Reproduce the material below verbatim, line for line.

Provided material:
.....
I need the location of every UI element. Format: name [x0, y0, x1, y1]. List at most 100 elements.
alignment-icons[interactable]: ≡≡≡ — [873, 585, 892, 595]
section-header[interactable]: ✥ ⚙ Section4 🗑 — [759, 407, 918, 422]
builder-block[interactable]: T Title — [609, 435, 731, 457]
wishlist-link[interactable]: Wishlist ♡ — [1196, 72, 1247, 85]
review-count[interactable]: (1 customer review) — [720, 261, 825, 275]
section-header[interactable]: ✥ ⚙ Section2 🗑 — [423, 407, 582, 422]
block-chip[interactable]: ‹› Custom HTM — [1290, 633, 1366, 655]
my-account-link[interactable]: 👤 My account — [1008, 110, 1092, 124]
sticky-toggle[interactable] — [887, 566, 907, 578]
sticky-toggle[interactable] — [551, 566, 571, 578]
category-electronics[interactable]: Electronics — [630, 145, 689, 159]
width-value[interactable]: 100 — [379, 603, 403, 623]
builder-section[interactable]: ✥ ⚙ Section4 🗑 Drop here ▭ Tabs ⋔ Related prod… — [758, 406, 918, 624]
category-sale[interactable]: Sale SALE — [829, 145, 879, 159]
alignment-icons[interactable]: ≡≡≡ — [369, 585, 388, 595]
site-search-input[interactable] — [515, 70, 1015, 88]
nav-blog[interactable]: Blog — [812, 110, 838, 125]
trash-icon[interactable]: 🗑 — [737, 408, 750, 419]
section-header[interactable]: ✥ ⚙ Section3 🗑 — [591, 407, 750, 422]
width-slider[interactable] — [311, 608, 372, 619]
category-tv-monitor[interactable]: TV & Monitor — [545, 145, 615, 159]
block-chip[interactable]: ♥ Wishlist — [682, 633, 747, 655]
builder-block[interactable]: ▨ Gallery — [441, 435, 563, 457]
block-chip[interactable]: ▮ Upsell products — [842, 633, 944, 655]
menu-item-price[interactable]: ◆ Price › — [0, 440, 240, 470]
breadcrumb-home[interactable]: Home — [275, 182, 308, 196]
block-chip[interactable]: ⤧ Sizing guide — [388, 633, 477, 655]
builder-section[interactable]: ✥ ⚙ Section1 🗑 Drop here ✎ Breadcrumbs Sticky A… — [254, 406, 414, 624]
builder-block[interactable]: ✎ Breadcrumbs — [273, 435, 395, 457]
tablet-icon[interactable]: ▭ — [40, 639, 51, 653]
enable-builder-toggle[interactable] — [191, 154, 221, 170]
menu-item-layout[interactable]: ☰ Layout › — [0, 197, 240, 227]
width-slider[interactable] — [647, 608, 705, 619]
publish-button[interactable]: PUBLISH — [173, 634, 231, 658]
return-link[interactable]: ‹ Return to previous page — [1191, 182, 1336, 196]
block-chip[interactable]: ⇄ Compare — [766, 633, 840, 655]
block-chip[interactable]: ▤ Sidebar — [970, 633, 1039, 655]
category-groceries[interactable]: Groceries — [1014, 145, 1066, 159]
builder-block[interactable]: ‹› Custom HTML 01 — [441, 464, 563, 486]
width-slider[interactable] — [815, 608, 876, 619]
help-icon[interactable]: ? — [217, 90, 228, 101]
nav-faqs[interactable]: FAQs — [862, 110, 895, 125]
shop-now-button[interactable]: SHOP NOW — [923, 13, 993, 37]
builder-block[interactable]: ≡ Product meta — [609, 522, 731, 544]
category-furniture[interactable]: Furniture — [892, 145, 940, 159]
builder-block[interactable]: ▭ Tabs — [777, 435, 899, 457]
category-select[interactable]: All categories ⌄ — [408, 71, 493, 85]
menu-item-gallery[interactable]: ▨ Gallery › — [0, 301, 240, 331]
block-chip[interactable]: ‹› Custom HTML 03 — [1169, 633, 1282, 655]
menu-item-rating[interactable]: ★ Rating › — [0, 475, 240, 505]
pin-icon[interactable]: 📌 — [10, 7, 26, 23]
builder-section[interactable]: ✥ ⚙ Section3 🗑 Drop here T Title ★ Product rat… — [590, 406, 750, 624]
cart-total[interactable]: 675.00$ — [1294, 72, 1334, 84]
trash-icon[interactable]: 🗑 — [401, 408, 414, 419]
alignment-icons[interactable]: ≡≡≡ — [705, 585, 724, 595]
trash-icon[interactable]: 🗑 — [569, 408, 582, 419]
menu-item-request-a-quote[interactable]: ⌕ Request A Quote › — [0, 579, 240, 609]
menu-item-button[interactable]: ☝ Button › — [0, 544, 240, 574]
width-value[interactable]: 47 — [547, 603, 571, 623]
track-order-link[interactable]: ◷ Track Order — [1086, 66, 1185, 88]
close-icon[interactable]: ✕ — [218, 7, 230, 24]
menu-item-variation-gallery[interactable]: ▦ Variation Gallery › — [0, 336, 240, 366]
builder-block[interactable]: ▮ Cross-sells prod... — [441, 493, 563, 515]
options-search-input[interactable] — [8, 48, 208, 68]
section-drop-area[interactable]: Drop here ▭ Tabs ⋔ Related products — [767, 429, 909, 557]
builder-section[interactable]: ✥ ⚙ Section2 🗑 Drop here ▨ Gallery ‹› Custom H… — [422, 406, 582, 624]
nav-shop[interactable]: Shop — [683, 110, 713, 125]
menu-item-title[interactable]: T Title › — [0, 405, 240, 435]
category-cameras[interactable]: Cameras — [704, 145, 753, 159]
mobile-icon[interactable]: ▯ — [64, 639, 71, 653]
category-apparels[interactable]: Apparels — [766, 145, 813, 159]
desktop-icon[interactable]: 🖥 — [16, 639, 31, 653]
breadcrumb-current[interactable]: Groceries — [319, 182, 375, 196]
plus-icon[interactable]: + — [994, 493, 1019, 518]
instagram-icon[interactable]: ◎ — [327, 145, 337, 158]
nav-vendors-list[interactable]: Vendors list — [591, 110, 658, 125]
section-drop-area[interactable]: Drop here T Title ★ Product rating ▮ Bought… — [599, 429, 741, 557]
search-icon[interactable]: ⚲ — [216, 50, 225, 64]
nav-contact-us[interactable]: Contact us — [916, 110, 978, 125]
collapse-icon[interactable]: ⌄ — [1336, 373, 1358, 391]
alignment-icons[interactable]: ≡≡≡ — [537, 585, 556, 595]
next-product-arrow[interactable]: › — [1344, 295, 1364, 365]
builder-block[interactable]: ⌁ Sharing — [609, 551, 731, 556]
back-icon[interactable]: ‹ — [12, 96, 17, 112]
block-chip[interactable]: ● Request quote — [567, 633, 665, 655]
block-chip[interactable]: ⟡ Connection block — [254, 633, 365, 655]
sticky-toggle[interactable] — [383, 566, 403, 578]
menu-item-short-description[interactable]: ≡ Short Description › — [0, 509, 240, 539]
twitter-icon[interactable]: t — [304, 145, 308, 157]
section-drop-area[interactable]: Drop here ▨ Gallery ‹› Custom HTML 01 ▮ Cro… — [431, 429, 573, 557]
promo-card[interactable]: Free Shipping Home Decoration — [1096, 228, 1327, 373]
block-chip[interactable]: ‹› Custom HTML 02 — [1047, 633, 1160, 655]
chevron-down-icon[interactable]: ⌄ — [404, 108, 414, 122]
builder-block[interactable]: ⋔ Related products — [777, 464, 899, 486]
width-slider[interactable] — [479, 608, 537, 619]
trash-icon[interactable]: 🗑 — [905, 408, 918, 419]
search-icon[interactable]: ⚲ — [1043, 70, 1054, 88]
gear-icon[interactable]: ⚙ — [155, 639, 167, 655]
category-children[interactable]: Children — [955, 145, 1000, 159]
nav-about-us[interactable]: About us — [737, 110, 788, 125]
.....
Exercise output:
I need the location of every UI element. Format: name [x0, y0, x1, y1]. List at most 100 elements.
alignment-icons[interactable]: ≡≡≡ — [873, 585, 892, 595]
section-header[interactable]: ✥ ⚙ Section4 🗑 — [759, 407, 918, 422]
builder-block[interactable]: T Title — [609, 435, 731, 457]
wishlist-link[interactable]: Wishlist ♡ — [1196, 72, 1247, 85]
review-count[interactable]: (1 customer review) — [720, 261, 825, 275]
section-header[interactable]: ✥ ⚙ Section2 🗑 — [423, 407, 582, 422]
block-chip[interactable]: ‹› Custom HTM — [1290, 633, 1366, 655]
my-account-link[interactable]: 👤 My account — [1008, 110, 1092, 124]
sticky-toggle[interactable] — [887, 566, 907, 578]
sticky-toggle[interactable] — [551, 566, 571, 578]
category-electronics[interactable]: Electronics — [630, 145, 689, 159]
width-value[interactable]: 100 — [379, 603, 403, 623]
builder-section[interactable]: ✥ ⚙ Section4 🗑 Drop here ▭ Tabs ⋔ Related prod… — [758, 406, 918, 624]
category-sale[interactable]: Sale SALE — [829, 145, 879, 159]
alignment-icons[interactable]: ≡≡≡ — [369, 585, 388, 595]
site-search-input[interactable] — [515, 70, 1015, 88]
nav-blog[interactable]: Blog — [812, 110, 838, 125]
trash-icon[interactable]: 🗑 — [737, 408, 750, 419]
section-header[interactable]: ✥ ⚙ Section3 🗑 — [591, 407, 750, 422]
width-slider[interactable] — [311, 608, 372, 619]
category-tv-monitor[interactable]: TV & Monitor — [545, 145, 615, 159]
block-chip[interactable]: ♥ Wishlist — [682, 633, 747, 655]
builder-block[interactable]: ▨ Gallery — [441, 435, 563, 457]
block-chip[interactable]: ▮ Upsell products — [842, 633, 944, 655]
menu-item-price[interactable]: ◆ Price › — [0, 440, 240, 470]
breadcrumb-home[interactable]: Home — [275, 182, 308, 196]
block-chip[interactable]: ⤧ Sizing guide — [388, 633, 477, 655]
builder-section[interactable]: ✥ ⚙ Section1 🗑 Drop here ✎ Breadcrumbs Sticky A… — [254, 406, 414, 624]
builder-block[interactable]: ✎ Breadcrumbs — [273, 435, 395, 457]
tablet-icon[interactable]: ▭ — [40, 639, 51, 653]
enable-builder-toggle[interactable] — [191, 154, 221, 170]
menu-item-layout[interactable]: ☰ Layout › — [0, 197, 240, 227]
width-slider[interactable] — [647, 608, 705, 619]
publish-button[interactable]: PUBLISH — [173, 634, 231, 658]
return-link[interactable]: ‹ Return to previous page — [1191, 182, 1336, 196]
block-chip[interactable]: ⇄ Compare — [766, 633, 840, 655]
block-chip[interactable]: ▤ Sidebar — [970, 633, 1039, 655]
category-groceries[interactable]: Groceries — [1014, 145, 1066, 159]
builder-block[interactable]: ‹› Custom HTML 01 — [441, 464, 563, 486]
width-slider[interactable] — [815, 608, 876, 619]
help-icon[interactable]: ? — [217, 90, 228, 101]
nav-faqs[interactable]: FAQs — [862, 110, 895, 125]
shop-now-button[interactable]: SHOP NOW — [923, 13, 993, 37]
builder-block[interactable]: ≡ Product meta — [609, 522, 731, 544]
category-furniture[interactable]: Furniture — [892, 145, 940, 159]
builder-block[interactable]: ▭ Tabs — [777, 435, 899, 457]
category-select[interactable]: All categories ⌄ — [408, 71, 493, 85]
menu-item-gallery[interactable]: ▨ Gallery › — [0, 301, 240, 331]
block-chip[interactable]: ‹› Custom HTML 03 — [1169, 633, 1282, 655]
menu-item-rating[interactable]: ★ Rating › — [0, 475, 240, 505]
pin-icon[interactable]: 📌 — [10, 7, 26, 23]
builder-section[interactable]: ✥ ⚙ Section3 🗑 Drop here T Title ★ Product rat… — [590, 406, 750, 624]
cart-total[interactable]: 675.00$ — [1294, 72, 1334, 84]
trash-icon[interactable]: 🗑 — [401, 408, 414, 419]
alignment-icons[interactable]: ≡≡≡ — [705, 585, 724, 595]
trash-icon[interactable]: 🗑 — [569, 408, 582, 419]
menu-item-request-a-quote[interactable]: ⌕ Request A Quote › — [0, 579, 240, 609]
menu-item-button[interactable]: ☝ Button › — [0, 544, 240, 574]
width-value[interactable]: 47 — [547, 603, 571, 623]
track-order-link[interactable]: ◷ Track Order — [1086, 66, 1185, 88]
close-icon[interactable]: ✕ — [218, 7, 230, 24]
menu-item-variation-gallery[interactable]: ▦ Variation Gallery › — [0, 336, 240, 366]
builder-block[interactable]: ▮ Cross-sells prod... — [441, 493, 563, 515]
options-search-input[interactable] — [8, 48, 208, 68]
section-drop-area[interactable]: Drop here ▭ Tabs ⋔ Related products — [767, 429, 909, 557]
builder-section[interactable]: ✥ ⚙ Section2 🗑 Drop here ▨ Gallery ‹› Custom H… — [422, 406, 582, 624]
nav-shop[interactable]: Shop — [683, 110, 713, 125]
menu-item-title[interactable]: T Title › — [0, 405, 240, 435]
category-cameras[interactable]: Cameras — [704, 145, 753, 159]
mobile-icon[interactable]: ▯ — [64, 639, 71, 653]
category-apparels[interactable]: Apparels — [766, 145, 813, 159]
desktop-icon[interactable]: 🖥 — [16, 639, 31, 653]
breadcrumb-current[interactable]: Groceries — [319, 182, 375, 196]
plus-icon[interactable]: + — [994, 493, 1019, 518]
instagram-icon[interactable]: ◎ — [327, 145, 337, 158]
nav-vendors-list[interactable]: Vendors list — [591, 110, 658, 125]
section-drop-area[interactable]: Drop here T Title ★ Product rating ▮ Bought… — [599, 429, 741, 557]
search-icon[interactable]: ⚲ — [216, 50, 225, 64]
nav-contact-us[interactable]: Contact us — [916, 110, 978, 125]
collapse-icon[interactable]: ⌄ — [1336, 373, 1358, 391]
alignment-icons[interactable]: ≡≡≡ — [537, 585, 556, 595]
next-product-arrow[interactable]: › — [1344, 295, 1364, 365]
builder-block[interactable]: ⌁ Sharing — [609, 551, 731, 556]
back-icon[interactable]: ‹ — [12, 96, 17, 112]
block-chip[interactable]: ● Request quote — [567, 633, 665, 655]
block-chip[interactable]: ⟡ Connection block — [254, 633, 365, 655]
sticky-toggle[interactable] — [383, 566, 403, 578]
menu-item-short-description[interactable]: ≡ Short Description › — [0, 509, 240, 539]
twitter-icon[interactable]: t — [304, 145, 308, 157]
section-drop-area[interactable]: Drop here ▨ Gallery ‹› Custom HTML 01 ▮ Cro… — [431, 429, 573, 557]
promo-card[interactable]: Free Shipping Home Decoration — [1096, 228, 1327, 373]
block-chip[interactable]: ‹› Custom HTML 02 — [1047, 633, 1160, 655]
chevron-down-icon[interactable]: ⌄ — [404, 108, 414, 122]
builder-block[interactable]: ⋔ Related products — [777, 464, 899, 486]
width-slider[interactable] — [479, 608, 537, 619]
trash-icon[interactable]: 🗑 — [905, 408, 918, 419]
search-icon[interactable]: ⚲ — [1043, 70, 1054, 88]
gear-icon[interactable]: ⚙ — [155, 639, 167, 655]
category-children[interactable]: Children — [955, 145, 1000, 159]
nav-about-us[interactable]: About us — [737, 110, 788, 125]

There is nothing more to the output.